> **What is needed**
What you return should match every record exactly, with the images removed.

[Stored dataset items]
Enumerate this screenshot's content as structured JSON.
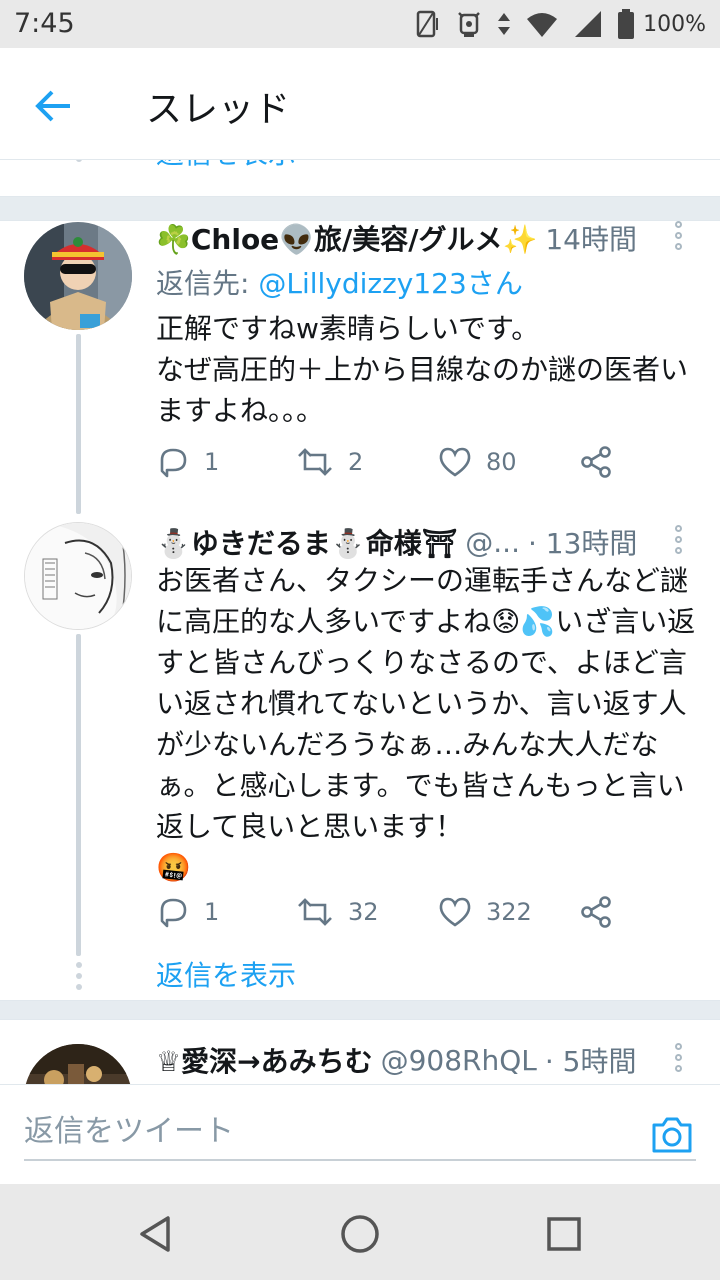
{
  "status_bar": {
    "time": "7:45",
    "battery_text": "100%",
    "icons": [
      "vibrate-icon",
      "alarm-icon",
      "data-arrows-icon",
      "wifi-icon",
      "signal-icon",
      "battery-icon"
    ]
  },
  "header": {
    "title": "スレッド",
    "back_icon": "arrow-left-icon"
  },
  "thread": {
    "prev_show_replies": "返信を表示",
    "tweets": [
      {
        "name": "☘️Chloe👽旅/美容/グルメ✨",
        "handle": "",
        "time": "14時間",
        "reply_prefix": "返信先: ",
        "reply_to": "@Lillydizzy123さん",
        "text": "正解ですねw素晴らしいです。\nなぜ高圧的＋上から目線なのか謎の医者いますよね。。。",
        "replies": "1",
        "retweets": "2",
        "likes": "80"
      },
      {
        "name": "⛄ゆきだるま⛄命様⛩",
        "handle": "@...",
        "time": "· 13時間",
        "text": "お医者さん、タクシーの運転手さんなど謎に高圧的な人多いですよね😟💦いざ言い返すと皆さんびっくりなさるので、よほど言い返され慣れてないというか、言い返す人が少ないんだろうなぁ…みんな大人だなぁ。と感心します。でも皆さんもっと言い返して良いと思います！\n🤬",
        "replies": "1",
        "retweets": "32",
        "likes": "322",
        "show_replies": "返信を表示"
      },
      {
        "name": "♕愛深→あみちむ",
        "handle": "@908RhQL",
        "time": "· 5時間"
      }
    ]
  },
  "composer": {
    "placeholder": "返信をツイート",
    "camera_icon": "camera-icon"
  },
  "navbar": {
    "buttons": [
      "back-triangle-icon",
      "home-circle-icon",
      "recents-square-icon"
    ]
  },
  "colors": {
    "accent": "#1da1f2",
    "secondary_text": "#657786",
    "separator": "#e6ecf0"
  }
}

> **Written reply**
Enumerate this screenshot's content as structured JSON.
{
  "status_bar": {
    "time": "7:45",
    "battery_text": "100%",
    "icons": [
      "vibrate-icon",
      "alarm-icon",
      "data-arrows-icon",
      "wifi-icon",
      "signal-icon",
      "battery-icon"
    ]
  },
  "header": {
    "title": "スレッド",
    "back_icon": "arrow-left-icon"
  },
  "thread": {
    "prev_show_replies": "返信を表示",
    "tweets": [
      {
        "name": "☘️Chloe👽旅/美容/グルメ✨",
        "handle": "",
        "time": "14時間",
        "reply_prefix": "返信先: ",
        "reply_to": "@Lillydizzy123さん",
        "text": "正解ですねw素晴らしいです。\nなぜ高圧的＋上から目線なのか謎の医者いますよね。。。",
        "replies": "1",
        "retweets": "2",
        "likes": "80"
      },
      {
        "name": "⛄ゆきだるま⛄命様⛩",
        "handle": "@...",
        "time": "· 13時間",
        "text": "お医者さん、タクシーの運転手さんなど謎に高圧的な人多いですよね😟💦いざ言い返すと皆さんびっくりなさるので、よほど言い返され慣れてないというか、言い返す人が少ないんだろうなぁ…みんな大人だなぁ。と感心します。でも皆さんもっと言い返して良いと思います！\n🤬",
        "replies": "1",
        "retweets": "32",
        "likes": "322",
        "show_replies": "返信を表示"
      },
      {
        "name": "♕愛深→あみちむ",
        "handle": "@908RhQL",
        "time": "· 5時間"
      }
    ]
  },
  "composer": {
    "placeholder": "返信をツイート",
    "camera_icon": "camera-icon"
  },
  "navbar": {
    "buttons": [
      "back-triangle-icon",
      "home-circle-icon",
      "recents-square-icon"
    ]
  },
  "colors": {
    "accent": "#1da1f2",
    "secondary_text": "#657786",
    "separator": "#e6ecf0"
  }
}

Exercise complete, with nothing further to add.